* START DATA FOR THIS TASK *

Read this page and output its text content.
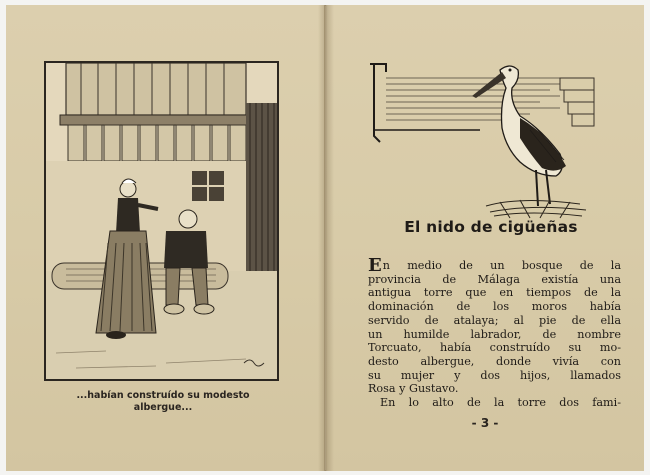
...habían construído su modesto
albergue...
El nido de cigüeñas
En medio de un bosque de la
provincia de Málaga existía una
antigua torre que en tiempos de la
dominación de los moros había
servido de atalaya; al pie de ella
un humilde labrador, de nombre
Torcuato, había construído su mo-
desto albergue, donde vivía con
su mujer y dos hijos, llamados
Rosa y Gustavo.
En lo alto de la torre dos fami-
- 3 -
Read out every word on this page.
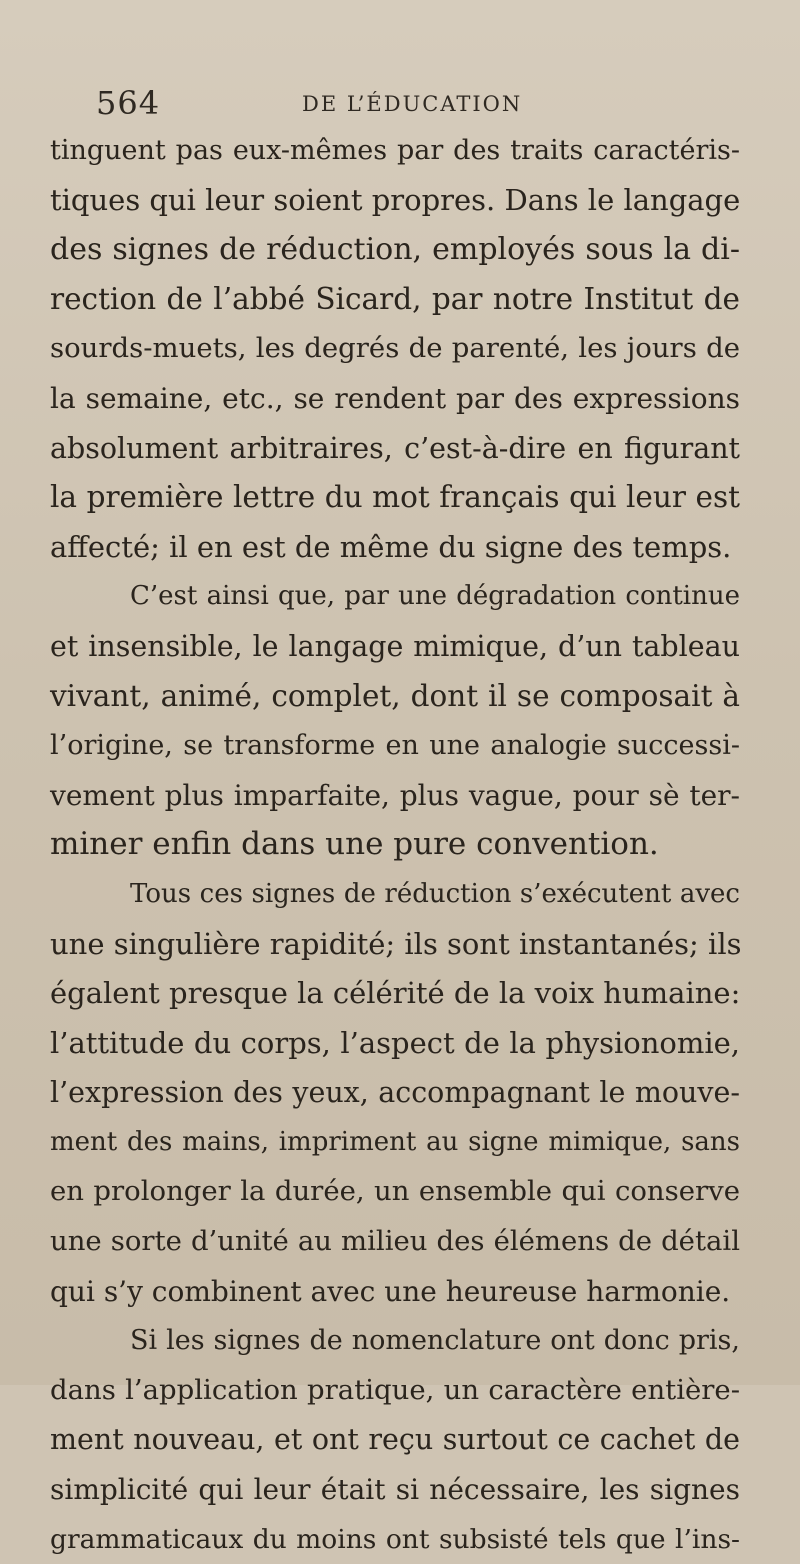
564	DE L’ÉDUCATION
tinguent pas eux-mêmes par des traits caractéris-
tiques qui leur soient propres. Dans le langage
des signes de réduction, employés sous la di-
rection de l’abbé Sicard, par notre Institut de
sourds-muets, les degrés de parenté, les jours de
la semaine, etc., se rendent par des expressions
absolument arbitraires, c’est-à-dire en figurant
la première lettre du mot français qui leur est
affecté; il en est de même du signe des temps.
C’est ainsi que, par une dégradation continue
et insensible, le langage mimique, d’un tableau
vivant, animé, complet, dont il se composait à
l’origine, se transforme en une analogie successi-
vement plus imparfaite, plus vague, pour sè ter-
miner enfin dans une pure convention.
Tous ces signes de réduction s’exécutent avec
une singulière rapidité; ils sont instantanés; ils
égalent presque la célérité de la voix humaine:
l’attitude du corps, l’aspect de la physionomie,
l’expression des yeux, accompagnant le mouve-
ment des mains, impriment au signe mimique, sans
en prolonger la durée, un ensemble qui conserve
une sorte d’unité au milieu des élémens de détail
qui s’y combinent avec une heureuse harmonie.
Si les signes de nomenclature ont donc pris,
dans l’application pratique, un caractère entière-
ment nouveau, et ont reçu surtout ce cachet de
simplicité qui leur était si nécessaire, les signes
grammaticaux du moins ont subsisté tels que l’ins-
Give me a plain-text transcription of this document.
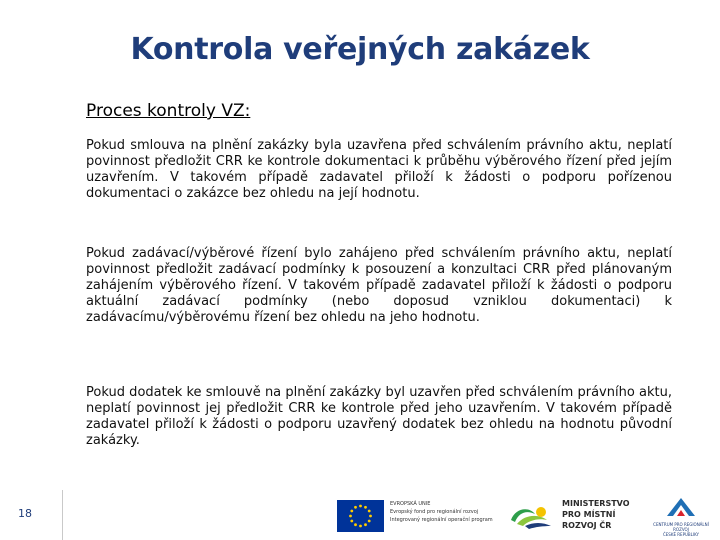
Kontrola veřejných zakázek
Proces kontroly VZ:
Pokud smlouva na plnění zakázky byla uzavřena před schválením právního aktu, neplatí povinnost předložit CRR ke kontrole dokumentaci k průběhu výběrového řízení před jejím uzavřením. V takovém případě zadavatel přiloží k žádosti o podporu pořízenou dokumentaci o zakázce bez ohledu na její hodnotu.
Pokud zadávací/výběrové řízení bylo zahájeno před schválením právního aktu, neplatí povinnost předložit zadávací podmínky k posouzení a konzultaci CRR před plánovaným zahájením výběrového řízení. V takovém případě zadavatel přiloží k žádosti o podporu aktuální zadávací podmínky (nebo doposud vzniklou dokumentaci) k zadávacímu/výběrovému řízení bez ohledu na jeho hodnotu.
Pokud dodatek ke smlouvě na plnění zakázky byl uzavřen před schválením právního aktu, neplatí povinnost jej předložit CRR ke kontrole před jeho uzavřením. V takovém případě zadavatel přiloží k žádosti o podporu uzavřený dodatek bez ohledu na hodnotu původní zakázky.
18
EVROPSKÁ UNIE
Evropský fond pro regionální rozvoj
Integrovaný regionální operační program
MINISTERSTVO
PRO MÍSTNÍ
ROZVOJ ČR	CENTRUM PRO REGIONÁLNÍ ROZVOJ
ČESKÉ REPUBLIKY
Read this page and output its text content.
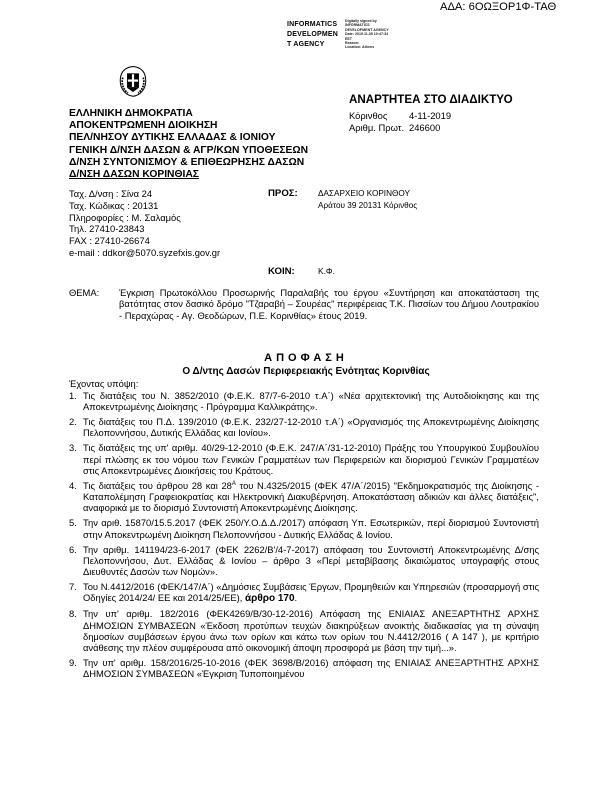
ΑΔΑ: 6ΟΩΞΟΡ1Φ-ΤΑΘ
INFORMATICS
DEVELOPMEN
T AGENCY
Digitally signed by
INFORMATICS
DEVELOPMENT AGENCY
Date: 2019.11.05 10:47:34
EET
Reason:
Location: Athens
ΕΛΛΗΝΙΚΗ ΔΗΜΟΚΡΑΤΙΑ
ΑΠΟΚΕΝΤΡΩΜΕΝΗ ΔΙΟΙΚΗΣΗ
ΠΕΛ/ΝΗΣΟΥ ΔΥΤΙΚΗΣ ΕΛΛΑΔΑΣ & ΙΟΝΙΟΥ
ΓΕΝΙΚΗ Δ/ΝΣΗ ΔΑΣΩΝ & ΑΓΡ/ΚΩΝ ΥΠΟΘΕΣΕΩΝ
Δ/ΝΣΗ ΣΥΝΤΟΝΙΣΜΟΥ & ΕΠΙΘΕΩΡΗΣΗΣ ΔΑΣΩΝ
Δ/ΝΣΗ ΔΑΣΩΝ ΚΟΡΙΝΘΙΑΣ
ΑΝΑΡΤΗΤΕΑ ΣΤΟ ΔΙΑΔΙΚΤΥΟ
Κόρινθος	4-11-2019
Αριθμ. Πρωτ. 246600
Ταχ. Δ/νση : Σίνα 24
Ταχ. Κώδικας : 20131
Πληροφορίες : Μ. Σαλαμός
Τηλ. 27410-23843
FAX : 27410-26674
e-mail : ddkor@5070.syzefxis.gov.gr
ΠΡΟΣ: ΔΑΣΑΡΧΕΙΟ ΚΟΡΙΝΘΟΥ
Αράτου 39 20131 Κόρινθος
ΚΟΙΝ:	Κ.Φ.
ΘΕΜΑ: Έγκριση Πρωτοκόλλου Προσωρινής Παραλαβής του έργου «Συντήρηση και αποκατάσταση της βατότητας στον δασικό δρόμο "Τζαραβή – Σουρέας" περιφέρειας Τ.Κ. Πισσίων του Δήμου Λουτρακίου - Περαχώρας - Αγ. Θεοδώρων, Π.Ε. Κορινθίας» έτους 2019.
ΑΠΟΦΑΣΗ
Ο Δ/ντης Δασών Περιφερειακής Ενότητας Κορινθίας
Έχοντας υπόψη:
1. Τις διατάξεις του Ν. 3852/2010 (Φ.Ε.Κ. 87/7-6-2010 τ.Α΄) «Νέα αρχιτεκτονική της Αυτοδιοίκησης και της Αποκεντρωμένης Διοίκησης - Πρόγραμμα Καλλικράτης».
2. Τις διατάξεις του Π.Δ. 139/2010 (Φ.Ε.Κ. 232/27-12-2010 τ.Α΄) «Οργανισμός της Αποκεντρωμένης Διοίκησης Πελοποννήσου, Δυτικής Ελλάδας και Ιονίου».
3. Τις διατάξεις της υπ' αριθμ. 40/29-12-2010 (Φ.Ε.Κ. 247/Α΄/31-12-2010) Πράξης του Υπουργικού Συμβουλίου περί πλώσης εκ του νόμου των Γενικών Γραμματέων των Περιφερειών και διορισμού Γενικών Γραμματέων στις Αποκεντρωμένες Διοικήσεις του Κράτους.
4. Τις διατάξεις του άρθρου 28 και $28^A$ του Ν.4325/2015 (ΦΕΚ 47/Α΄/2015) "Εκδημοκρατισμός της Διοίκησης - Καταπολέμηση Γραφειοκρατίας και Ηλεκτρονική Διακυβέρνηση. Αποκατάσταση αδικιών και άλλες διατάξεις", αναφορικά με το διορισμό Συντονιστή Αποκεντρωμένης Διοίκησης.
5. Την αριθ. 15870/15.5.2017 (ΦΕΚ 250/Υ.Ο.Δ.Δ./2017) απόφαση Υπ. Εσωτερικών, περί διορισμού Συντονιστή στην Αποκεντρωμένη Διοίκηση Πελοποννήσου - Δυτικής Ελλάδας & Ιονίου.
6. Την αριθμ. 141194/23-6-2017 (ΦΕΚ 2262/Β'/4-7-2017) απόφαση του Συντονιστή Αποκεντρωμένης Δ/σης Πελοποννήσου, Δυτ. Ελλάδας & Ιονίου – άρθρο 3 «Περί μεταβίβασης δικαιώματος υπογραφής στους Διευθυντές Δασών των Νομών».
7. Του Ν.4412/2016 (ΦΕΚ/147/Α΄) «Δημόσιες Συμβάσεις Έργων, Προμηθειών και Υπηρεσιών (προσαρμογή στις Οδηγίες 2014/24/ ΕΕ και 2014/25/ΕΕ), άρθρο 170.
8. Την υπ' αριθμ. 182/2016 (ΦΕΚ4269/Β/30-12-2016) Απόφαση της ΕΝΙΑΙΑΣ ΑΝΕΞΑΡΤΗΤΗΣ ΑΡΧΗΣ ΔΗΜΟΣΙΩΝ ΣΥΜΒΑΣΕΩΝ «Έκδοση προτύπων τευχών διακηρύξεων ανοικτής διαδικασίας για τη σύναψη δημοσίων συμβάσεων έργου άνω των ορίων και κάτω των ορίων του Ν.4412/2016 ( Α 147 ), με κριτήριο ανάθεσης την πλέον συμφέρουσα από οικονομική άποψη προσφορά με βάση την τιμή...».
9. Την υπ' αριθμ. 158/2016/25-10-2016 (ΦΕΚ 3698/Β/2016) απόφαση της ΕΝΙΑΙΑΣ ΑΝΕΞΑΡΤΗΤΗΣ ΑΡΧΗΣ ΔΗΜΟΣΙΩΝ ΣΥΜΒΑΣΕΩΝ «Έγκριση Τυποποιημένου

* END DATA FOR THIS TASK *

*TO BE DONE:*
List every line from the entries above in which "dokumentaci" appears.

*SOLUTION TO THIS EXERCISE:*
Pokud smlouva na plnění zakázky byla uzavřena před schválením právního aktu, neplatí povinnost předložit CRR ke kontrole dokumentaci k průběhu výběrového řízení před jejím uzavřením. V takovém případě zadavatel přiloží k žádosti o podporu pořízenou dokumentaci o zakázce bez ohledu na její hodnotu.
Pokud zadávací/výběrové řízení bylo zahájeno před schválením právního aktu, neplatí povinnost předložit zadávací podmínky k posouzení a konzultaci CRR před plánovaným zahájením výběrového řízení. V takovém případě zadavatel přiloží k žádosti o podporu aktuální zadávací podmínky (nebo doposud vzniklou dokumentaci) k zadávacímu/výběrovému řízení bez ohledu na jeho hodnotu.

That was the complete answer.